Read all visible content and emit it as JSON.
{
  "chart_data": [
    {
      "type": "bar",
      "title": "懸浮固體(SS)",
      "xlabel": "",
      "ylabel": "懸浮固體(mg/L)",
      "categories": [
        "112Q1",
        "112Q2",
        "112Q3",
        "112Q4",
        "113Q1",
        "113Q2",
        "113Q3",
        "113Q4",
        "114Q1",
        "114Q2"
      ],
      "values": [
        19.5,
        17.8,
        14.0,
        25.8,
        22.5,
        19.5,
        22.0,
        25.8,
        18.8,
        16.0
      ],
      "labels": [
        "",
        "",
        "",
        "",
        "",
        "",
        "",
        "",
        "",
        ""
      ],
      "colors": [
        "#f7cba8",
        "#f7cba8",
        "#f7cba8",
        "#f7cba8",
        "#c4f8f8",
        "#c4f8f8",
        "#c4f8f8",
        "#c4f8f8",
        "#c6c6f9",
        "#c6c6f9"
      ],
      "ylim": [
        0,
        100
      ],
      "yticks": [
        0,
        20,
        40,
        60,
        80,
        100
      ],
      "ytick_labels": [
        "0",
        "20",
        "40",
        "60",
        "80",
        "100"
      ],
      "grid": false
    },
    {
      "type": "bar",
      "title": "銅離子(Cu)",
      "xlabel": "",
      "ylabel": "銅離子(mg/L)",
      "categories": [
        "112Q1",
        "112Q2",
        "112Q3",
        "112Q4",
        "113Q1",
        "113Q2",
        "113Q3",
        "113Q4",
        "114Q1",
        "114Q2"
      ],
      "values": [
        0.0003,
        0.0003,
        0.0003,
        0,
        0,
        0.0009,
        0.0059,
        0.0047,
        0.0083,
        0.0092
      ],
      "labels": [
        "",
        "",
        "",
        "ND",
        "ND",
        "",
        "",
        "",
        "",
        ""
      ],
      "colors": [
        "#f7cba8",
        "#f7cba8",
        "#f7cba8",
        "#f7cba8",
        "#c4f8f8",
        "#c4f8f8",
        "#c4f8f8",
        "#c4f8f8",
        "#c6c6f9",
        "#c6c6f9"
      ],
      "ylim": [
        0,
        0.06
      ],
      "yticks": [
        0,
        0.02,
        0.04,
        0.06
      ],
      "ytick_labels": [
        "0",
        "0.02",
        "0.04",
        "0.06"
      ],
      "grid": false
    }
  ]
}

EXERCISE BRIEF
Give the listing again, word for word.

COMPLETE RESPONSE
Read all visible content and emit it as JSON.
{
  "chart_data": [
    {
      "type": "bar",
      "title": "懸浮固體(SS)",
      "xlabel": "",
      "ylabel": "懸浮固體(mg/L)",
      "categories": [
        "112Q1",
        "112Q2",
        "112Q3",
        "112Q4",
        "113Q1",
        "113Q2",
        "113Q3",
        "113Q4",
        "114Q1",
        "114Q2"
      ],
      "values": [
        19.5,
        17.8,
        14.0,
        25.8,
        22.5,
        19.5,
        22.0,
        25.8,
        18.8,
        16.0
      ],
      "labels": [
        "",
        "",
        "",
        "",
        "",
        "",
        "",
        "",
        "",
        ""
      ],
      "colors": [
        "#f7cba8",
        "#f7cba8",
        "#f7cba8",
        "#f7cba8",
        "#c4f8f8",
        "#c4f8f8",
        "#c4f8f8",
        "#c4f8f8",
        "#c6c6f9",
        "#c6c6f9"
      ],
      "ylim": [
        0,
        100
      ],
      "yticks": [
        0,
        20,
        40,
        60,
        80,
        100
      ],
      "ytick_labels": [
        "0",
        "20",
        "40",
        "60",
        "80",
        "100"
      ],
      "grid": false
    },
    {
      "type": "bar",
      "title": "銅離子(Cu)",
      "xlabel": "",
      "ylabel": "銅離子(mg/L)",
      "categories": [
        "112Q1",
        "112Q2",
        "112Q3",
        "112Q4",
        "113Q1",
        "113Q2",
        "113Q3",
        "113Q4",
        "114Q1",
        "114Q2"
      ],
      "values": [
        0.0003,
        0.0003,
        0.0003,
        0,
        0,
        0.0009,
        0.0059,
        0.0047,
        0.0083,
        0.0092
      ],
      "labels": [
        "",
        "",
        "",
        "ND",
        "ND",
        "",
        "",
        "",
        "",
        ""
      ],
      "colors": [
        "#f7cba8",
        "#f7cba8",
        "#f7cba8",
        "#f7cba8",
        "#c4f8f8",
        "#c4f8f8",
        "#c4f8f8",
        "#c4f8f8",
        "#c6c6f9",
        "#c6c6f9"
      ],
      "ylim": [
        0,
        0.06
      ],
      "yticks": [
        0,
        0.02,
        0.04,
        0.06
      ],
      "ytick_labels": [
        "0",
        "0.02",
        "0.04",
        "0.06"
      ],
      "grid": false
    }
  ]
}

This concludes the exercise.